_Source data_
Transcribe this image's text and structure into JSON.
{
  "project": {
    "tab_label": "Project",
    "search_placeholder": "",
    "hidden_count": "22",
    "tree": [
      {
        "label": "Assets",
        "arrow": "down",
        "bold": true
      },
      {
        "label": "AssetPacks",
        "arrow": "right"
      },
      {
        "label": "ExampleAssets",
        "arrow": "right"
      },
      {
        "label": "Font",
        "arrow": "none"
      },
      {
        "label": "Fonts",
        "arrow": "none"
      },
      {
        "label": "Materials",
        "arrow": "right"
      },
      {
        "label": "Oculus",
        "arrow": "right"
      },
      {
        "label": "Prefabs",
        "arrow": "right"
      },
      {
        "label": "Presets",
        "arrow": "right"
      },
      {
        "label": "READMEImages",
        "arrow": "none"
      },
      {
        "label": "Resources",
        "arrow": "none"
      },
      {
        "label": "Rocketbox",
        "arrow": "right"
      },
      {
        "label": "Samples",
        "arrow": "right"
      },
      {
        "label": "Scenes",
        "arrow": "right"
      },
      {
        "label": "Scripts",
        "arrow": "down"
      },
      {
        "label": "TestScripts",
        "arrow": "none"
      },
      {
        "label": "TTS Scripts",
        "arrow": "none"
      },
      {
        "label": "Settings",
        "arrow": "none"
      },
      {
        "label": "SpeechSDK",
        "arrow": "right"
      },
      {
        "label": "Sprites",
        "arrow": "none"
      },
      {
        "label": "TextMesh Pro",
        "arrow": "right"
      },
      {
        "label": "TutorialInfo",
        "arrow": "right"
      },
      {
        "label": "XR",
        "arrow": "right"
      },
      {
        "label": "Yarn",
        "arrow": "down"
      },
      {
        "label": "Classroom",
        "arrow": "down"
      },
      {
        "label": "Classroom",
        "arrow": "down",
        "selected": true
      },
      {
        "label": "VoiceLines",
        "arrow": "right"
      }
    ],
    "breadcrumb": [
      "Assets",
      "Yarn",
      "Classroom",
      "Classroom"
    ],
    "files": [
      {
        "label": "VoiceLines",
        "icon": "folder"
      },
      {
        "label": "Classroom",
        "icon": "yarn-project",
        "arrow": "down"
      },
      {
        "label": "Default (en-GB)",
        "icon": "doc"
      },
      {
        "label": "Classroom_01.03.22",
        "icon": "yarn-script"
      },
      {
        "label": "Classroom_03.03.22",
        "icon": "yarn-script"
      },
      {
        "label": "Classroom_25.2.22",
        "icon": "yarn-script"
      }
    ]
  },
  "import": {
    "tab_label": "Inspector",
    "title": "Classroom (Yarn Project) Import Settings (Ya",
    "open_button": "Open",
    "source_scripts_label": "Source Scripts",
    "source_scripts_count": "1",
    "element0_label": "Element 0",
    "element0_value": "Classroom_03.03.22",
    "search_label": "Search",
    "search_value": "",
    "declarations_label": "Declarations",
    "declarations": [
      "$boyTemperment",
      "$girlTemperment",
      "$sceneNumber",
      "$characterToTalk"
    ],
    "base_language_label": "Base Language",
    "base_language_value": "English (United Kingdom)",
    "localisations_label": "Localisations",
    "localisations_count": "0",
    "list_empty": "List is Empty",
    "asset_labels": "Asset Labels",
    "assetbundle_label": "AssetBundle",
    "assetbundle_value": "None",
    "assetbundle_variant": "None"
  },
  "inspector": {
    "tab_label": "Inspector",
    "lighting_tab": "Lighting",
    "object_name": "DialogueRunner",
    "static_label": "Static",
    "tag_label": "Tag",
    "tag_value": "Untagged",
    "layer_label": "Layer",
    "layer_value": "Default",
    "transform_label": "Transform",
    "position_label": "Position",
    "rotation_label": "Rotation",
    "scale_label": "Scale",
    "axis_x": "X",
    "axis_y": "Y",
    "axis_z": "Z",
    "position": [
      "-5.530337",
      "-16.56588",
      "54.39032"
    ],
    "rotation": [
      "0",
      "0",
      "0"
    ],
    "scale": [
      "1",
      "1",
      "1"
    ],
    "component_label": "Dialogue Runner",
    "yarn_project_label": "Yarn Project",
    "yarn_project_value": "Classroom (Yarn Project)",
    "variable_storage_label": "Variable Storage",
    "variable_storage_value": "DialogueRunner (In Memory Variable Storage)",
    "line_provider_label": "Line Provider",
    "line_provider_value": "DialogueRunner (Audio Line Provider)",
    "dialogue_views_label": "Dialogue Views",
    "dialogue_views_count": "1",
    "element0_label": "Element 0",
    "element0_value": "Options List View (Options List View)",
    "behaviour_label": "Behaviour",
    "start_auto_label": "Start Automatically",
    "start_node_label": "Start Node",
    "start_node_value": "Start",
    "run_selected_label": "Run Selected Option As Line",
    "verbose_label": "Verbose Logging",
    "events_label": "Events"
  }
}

_Task prompt_
Scan the material above for the string "Settings" and report each line where you find it.

_Task response_
        "label": "Settings",
    "title": "Classroom (Yarn Project) Import Settings (Ya",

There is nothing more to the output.